• _Directions_
Find the lines with the string "下列句子中" and return them.

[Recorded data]
^^^^^^^^

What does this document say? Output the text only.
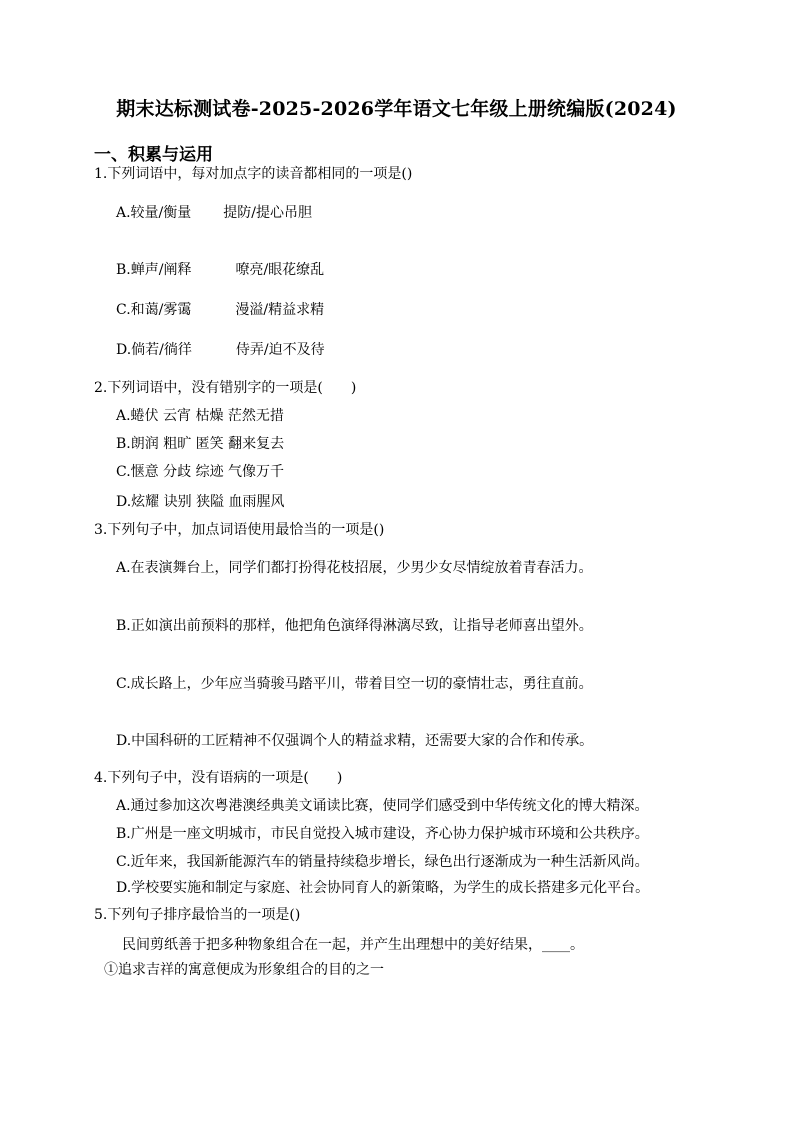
期末达标测试卷-2025-2026学年语文七年级上册统编版(2024)
一、积累与运用
1.下列词语中，每对加点字的读音都相同的一项是()
A.较量/衡量 提防/提心吊胆
B.蝉声/阐释	嘹亮/眼花缭乱
C.和蔼/雾霭	漫溢/精益求精
D.倘若/徜徉	侍弄/迫不及待
2.下列词语中，没有错别字的一项是(　　)
A.蜷伏 云宵 枯燥 茫然无措
B.朗润 粗旷 匿笑 翻来复去
C.惬意 分歧 综迹 气像万千
D.炫耀 诀别 狭隘 血雨腥风
3.下列句子中，加点词语使用最恰当的一项是()
A.在表演舞台上，同学们都打扮得花枝招展，少男少女尽情绽放着青春活力。
B.正如演出前预料的那样，他把角色演绎得淋漓尽致，让指导老师喜出望外。
C.成长路上，少年应当骑骏马踏平川，带着目空一切的豪情壮志，勇往直前。
D.中国科研的工匠精神不仅强调个人的精益求精，还需要大家的合作和传承。
4.下列句子中，没有语病的一项是(　　)
A.通过参加这次粤港澳经典美文诵读比赛，使同学们感受到中华传统文化的博大精深。
B.广州是一座文明城市，市民自觉投入城市建设，齐心协力保护城市环境和公共秩序。
C.近年来，我国新能源汽车的销量持续稳步增长，绿色出行逐渐成为一种生活新风尚。
D.学校要实施和制定与家庭、社会协同育人的新策略，为学生的成长搭建多元化平台。
5.下列句子排序最恰当的一项是()
民间剪纸善于把多种物象组合在一起，并产生出理想中的美好结果，____。
①追求吉祥的寓意便成为形象组合的目的之一
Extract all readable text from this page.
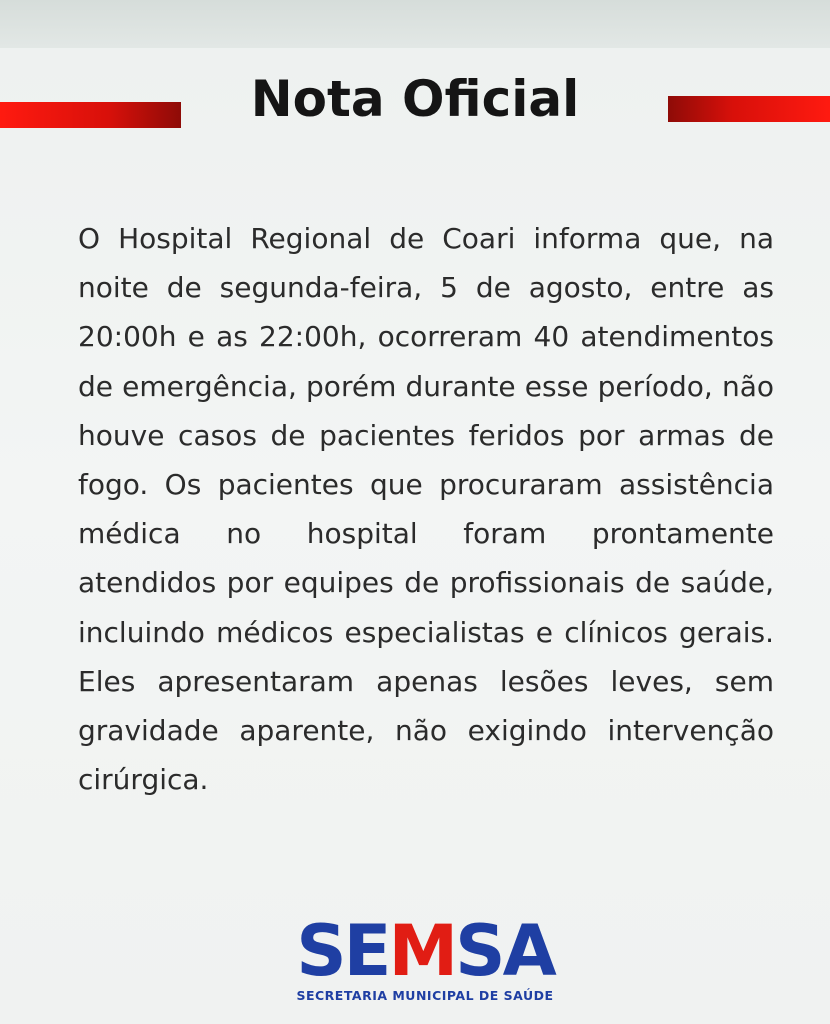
Nota Oficial

O Hospital Regional de Coari informa que, na noite de segunda-feira, 5 de agosto, entre as 20:00h e as 22:00h, ocorreram 40 atendimentos de emergência, porém durante esse período, não houve casos de pacientes feridos por armas de fogo. Os pacientes que procuraram assistência médica no hospital foram prontamente atendidos por equipes de profissionais de saúde, incluindo médicos especialistas e clínicos gerais. Eles apresentaram apenas lesões leves, sem gravidade aparente, não exigindo intervenção cirúrgica.

SEMSA
SECRETARIA MUNICIPAL DE SAÚDE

^^^^^^^^

• _Exercise solution_
3.下列句子中，加点词语使用最恰当的一项是()
4.下列句子中，没有语病的一项是(　　)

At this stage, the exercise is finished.